## WHAT THE TASK REQUIRES
Copy each line where the word "page" occurs.

## DATA SHOWN

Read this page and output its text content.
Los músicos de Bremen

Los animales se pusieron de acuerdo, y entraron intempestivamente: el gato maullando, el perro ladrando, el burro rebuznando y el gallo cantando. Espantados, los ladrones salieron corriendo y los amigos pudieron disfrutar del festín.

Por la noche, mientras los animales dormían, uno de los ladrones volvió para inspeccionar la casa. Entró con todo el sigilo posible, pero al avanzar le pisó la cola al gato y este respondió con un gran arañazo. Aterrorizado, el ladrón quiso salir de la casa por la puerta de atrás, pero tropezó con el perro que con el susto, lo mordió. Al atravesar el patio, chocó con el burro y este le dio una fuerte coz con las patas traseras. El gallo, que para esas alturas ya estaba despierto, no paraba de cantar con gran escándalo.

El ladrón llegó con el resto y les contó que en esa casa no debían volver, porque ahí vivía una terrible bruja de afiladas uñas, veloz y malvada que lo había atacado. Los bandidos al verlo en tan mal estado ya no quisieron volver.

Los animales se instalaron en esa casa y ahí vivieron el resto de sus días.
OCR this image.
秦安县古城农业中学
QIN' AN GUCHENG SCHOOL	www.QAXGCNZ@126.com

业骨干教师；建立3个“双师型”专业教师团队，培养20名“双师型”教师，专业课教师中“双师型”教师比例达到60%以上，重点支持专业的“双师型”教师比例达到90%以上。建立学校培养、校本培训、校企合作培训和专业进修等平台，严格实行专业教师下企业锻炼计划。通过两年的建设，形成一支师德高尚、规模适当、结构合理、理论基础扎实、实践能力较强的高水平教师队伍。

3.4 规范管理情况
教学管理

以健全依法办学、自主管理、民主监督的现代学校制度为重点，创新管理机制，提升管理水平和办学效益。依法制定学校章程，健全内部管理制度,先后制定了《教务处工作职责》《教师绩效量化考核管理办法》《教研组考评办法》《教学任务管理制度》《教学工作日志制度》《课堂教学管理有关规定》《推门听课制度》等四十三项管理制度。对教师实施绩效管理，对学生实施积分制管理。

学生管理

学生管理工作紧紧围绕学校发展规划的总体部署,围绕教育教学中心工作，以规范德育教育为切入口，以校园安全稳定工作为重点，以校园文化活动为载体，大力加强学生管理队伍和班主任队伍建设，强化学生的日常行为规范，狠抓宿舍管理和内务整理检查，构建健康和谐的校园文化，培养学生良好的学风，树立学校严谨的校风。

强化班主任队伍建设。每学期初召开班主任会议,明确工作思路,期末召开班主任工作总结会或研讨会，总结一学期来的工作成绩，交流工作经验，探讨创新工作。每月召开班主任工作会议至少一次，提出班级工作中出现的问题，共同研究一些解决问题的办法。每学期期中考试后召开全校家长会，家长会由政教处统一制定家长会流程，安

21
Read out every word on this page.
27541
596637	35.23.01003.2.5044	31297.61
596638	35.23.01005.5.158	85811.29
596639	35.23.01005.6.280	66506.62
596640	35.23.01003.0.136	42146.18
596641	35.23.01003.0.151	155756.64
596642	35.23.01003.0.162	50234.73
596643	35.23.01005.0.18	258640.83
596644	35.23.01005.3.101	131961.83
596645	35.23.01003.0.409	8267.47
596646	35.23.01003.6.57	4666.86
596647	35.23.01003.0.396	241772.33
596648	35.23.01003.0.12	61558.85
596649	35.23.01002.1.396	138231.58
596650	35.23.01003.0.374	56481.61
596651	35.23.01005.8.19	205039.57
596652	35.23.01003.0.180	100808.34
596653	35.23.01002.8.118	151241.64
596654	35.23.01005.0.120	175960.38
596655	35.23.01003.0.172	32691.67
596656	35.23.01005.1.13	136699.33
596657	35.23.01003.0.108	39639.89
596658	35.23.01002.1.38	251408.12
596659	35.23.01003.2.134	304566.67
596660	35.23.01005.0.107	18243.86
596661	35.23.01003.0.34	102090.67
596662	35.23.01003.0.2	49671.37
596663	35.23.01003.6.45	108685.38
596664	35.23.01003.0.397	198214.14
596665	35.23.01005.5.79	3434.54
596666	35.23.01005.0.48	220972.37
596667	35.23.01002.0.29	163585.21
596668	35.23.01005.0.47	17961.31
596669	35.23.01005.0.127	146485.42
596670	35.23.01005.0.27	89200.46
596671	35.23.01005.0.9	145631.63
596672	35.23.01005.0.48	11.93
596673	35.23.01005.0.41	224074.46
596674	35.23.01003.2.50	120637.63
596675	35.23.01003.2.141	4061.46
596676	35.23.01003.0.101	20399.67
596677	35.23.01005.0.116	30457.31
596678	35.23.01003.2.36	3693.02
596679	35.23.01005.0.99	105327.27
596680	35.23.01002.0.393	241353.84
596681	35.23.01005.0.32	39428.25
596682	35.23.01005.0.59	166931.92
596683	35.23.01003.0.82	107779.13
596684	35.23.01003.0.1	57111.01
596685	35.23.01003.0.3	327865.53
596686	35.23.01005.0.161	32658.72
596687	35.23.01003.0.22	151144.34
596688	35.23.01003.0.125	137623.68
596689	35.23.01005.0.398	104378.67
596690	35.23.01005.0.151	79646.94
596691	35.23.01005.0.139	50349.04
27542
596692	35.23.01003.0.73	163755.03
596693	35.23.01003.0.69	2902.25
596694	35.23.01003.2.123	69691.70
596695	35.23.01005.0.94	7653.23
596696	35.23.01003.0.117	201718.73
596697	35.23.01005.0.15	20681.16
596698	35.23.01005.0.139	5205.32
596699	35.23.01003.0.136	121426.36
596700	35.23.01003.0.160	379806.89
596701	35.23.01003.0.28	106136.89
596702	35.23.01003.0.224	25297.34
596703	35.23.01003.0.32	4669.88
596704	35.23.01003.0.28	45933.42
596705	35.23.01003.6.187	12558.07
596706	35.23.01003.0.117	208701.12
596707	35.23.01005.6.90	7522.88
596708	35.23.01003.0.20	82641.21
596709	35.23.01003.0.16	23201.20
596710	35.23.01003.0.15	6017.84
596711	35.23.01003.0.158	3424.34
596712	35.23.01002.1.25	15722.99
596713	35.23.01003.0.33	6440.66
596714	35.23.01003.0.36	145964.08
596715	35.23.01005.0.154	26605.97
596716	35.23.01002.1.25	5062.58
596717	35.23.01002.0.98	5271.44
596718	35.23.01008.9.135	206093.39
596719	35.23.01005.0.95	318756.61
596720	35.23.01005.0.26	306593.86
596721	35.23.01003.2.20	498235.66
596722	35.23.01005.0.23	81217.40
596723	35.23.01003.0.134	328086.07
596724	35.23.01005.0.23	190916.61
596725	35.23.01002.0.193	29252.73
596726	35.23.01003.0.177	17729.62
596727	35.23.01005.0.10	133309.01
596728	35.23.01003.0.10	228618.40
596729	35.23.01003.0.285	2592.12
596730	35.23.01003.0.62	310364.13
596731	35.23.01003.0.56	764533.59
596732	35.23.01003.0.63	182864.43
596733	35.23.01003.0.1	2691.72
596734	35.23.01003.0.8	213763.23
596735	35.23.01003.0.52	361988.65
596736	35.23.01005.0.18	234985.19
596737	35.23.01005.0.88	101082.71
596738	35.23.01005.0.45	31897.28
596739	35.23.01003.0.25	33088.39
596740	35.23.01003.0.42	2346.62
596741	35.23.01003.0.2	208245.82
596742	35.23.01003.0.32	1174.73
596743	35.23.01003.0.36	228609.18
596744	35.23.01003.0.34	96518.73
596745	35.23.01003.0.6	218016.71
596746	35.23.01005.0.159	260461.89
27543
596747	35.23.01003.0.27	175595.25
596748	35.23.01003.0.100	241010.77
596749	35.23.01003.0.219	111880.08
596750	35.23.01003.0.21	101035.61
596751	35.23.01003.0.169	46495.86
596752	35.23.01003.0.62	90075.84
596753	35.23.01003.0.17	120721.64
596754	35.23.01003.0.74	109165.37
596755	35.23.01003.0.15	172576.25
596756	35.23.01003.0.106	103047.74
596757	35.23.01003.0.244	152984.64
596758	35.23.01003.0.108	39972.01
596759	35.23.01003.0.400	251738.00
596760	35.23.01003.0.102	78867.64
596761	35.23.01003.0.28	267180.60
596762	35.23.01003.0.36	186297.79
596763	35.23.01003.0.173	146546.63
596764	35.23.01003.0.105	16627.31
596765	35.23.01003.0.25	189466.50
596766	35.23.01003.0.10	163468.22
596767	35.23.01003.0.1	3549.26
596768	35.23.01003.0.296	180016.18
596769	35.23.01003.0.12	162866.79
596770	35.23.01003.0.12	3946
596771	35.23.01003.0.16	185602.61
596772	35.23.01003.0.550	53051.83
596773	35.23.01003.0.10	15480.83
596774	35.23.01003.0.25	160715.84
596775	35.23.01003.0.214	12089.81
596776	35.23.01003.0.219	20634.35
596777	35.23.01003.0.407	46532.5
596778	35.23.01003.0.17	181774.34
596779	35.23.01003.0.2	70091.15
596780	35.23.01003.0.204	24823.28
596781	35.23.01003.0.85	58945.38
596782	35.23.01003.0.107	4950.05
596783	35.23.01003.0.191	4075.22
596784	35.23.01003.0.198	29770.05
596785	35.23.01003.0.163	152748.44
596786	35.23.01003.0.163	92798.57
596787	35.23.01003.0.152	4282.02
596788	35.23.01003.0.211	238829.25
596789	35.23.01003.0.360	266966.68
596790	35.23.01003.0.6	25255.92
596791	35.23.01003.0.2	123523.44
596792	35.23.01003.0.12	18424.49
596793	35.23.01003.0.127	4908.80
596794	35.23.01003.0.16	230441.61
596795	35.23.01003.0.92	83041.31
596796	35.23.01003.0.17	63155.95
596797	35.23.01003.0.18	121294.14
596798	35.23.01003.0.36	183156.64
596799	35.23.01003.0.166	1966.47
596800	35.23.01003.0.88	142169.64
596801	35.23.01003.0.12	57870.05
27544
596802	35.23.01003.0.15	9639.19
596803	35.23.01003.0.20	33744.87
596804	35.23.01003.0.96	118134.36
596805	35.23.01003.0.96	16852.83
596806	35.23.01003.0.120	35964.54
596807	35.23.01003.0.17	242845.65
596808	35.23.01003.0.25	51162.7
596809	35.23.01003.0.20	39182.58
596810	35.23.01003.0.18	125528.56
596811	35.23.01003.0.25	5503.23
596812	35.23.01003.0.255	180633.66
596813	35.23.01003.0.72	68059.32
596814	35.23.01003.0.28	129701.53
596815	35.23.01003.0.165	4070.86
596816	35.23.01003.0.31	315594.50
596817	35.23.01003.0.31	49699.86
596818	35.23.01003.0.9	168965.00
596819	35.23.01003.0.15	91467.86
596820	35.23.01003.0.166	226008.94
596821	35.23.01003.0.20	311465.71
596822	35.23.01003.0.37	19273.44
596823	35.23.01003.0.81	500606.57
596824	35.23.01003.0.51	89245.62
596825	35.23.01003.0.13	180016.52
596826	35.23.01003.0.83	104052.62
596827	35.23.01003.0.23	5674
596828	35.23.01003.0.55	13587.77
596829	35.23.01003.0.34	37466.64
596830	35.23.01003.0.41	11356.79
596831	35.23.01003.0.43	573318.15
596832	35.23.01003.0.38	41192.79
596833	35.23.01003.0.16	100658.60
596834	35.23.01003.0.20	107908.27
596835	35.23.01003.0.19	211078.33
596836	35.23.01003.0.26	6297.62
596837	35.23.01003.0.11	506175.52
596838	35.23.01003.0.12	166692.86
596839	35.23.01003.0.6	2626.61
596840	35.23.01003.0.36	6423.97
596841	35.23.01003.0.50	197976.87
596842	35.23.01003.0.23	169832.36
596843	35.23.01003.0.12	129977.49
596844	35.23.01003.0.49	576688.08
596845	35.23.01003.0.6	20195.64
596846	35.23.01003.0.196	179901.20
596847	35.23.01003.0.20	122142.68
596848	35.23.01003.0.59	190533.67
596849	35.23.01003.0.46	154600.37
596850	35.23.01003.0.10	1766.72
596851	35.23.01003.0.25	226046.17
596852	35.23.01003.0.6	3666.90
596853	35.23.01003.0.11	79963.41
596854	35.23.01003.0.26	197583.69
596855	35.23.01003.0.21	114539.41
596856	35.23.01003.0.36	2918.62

## WRITTEN RESPONSE
Read this page and output its text content.
Read out every word on this page.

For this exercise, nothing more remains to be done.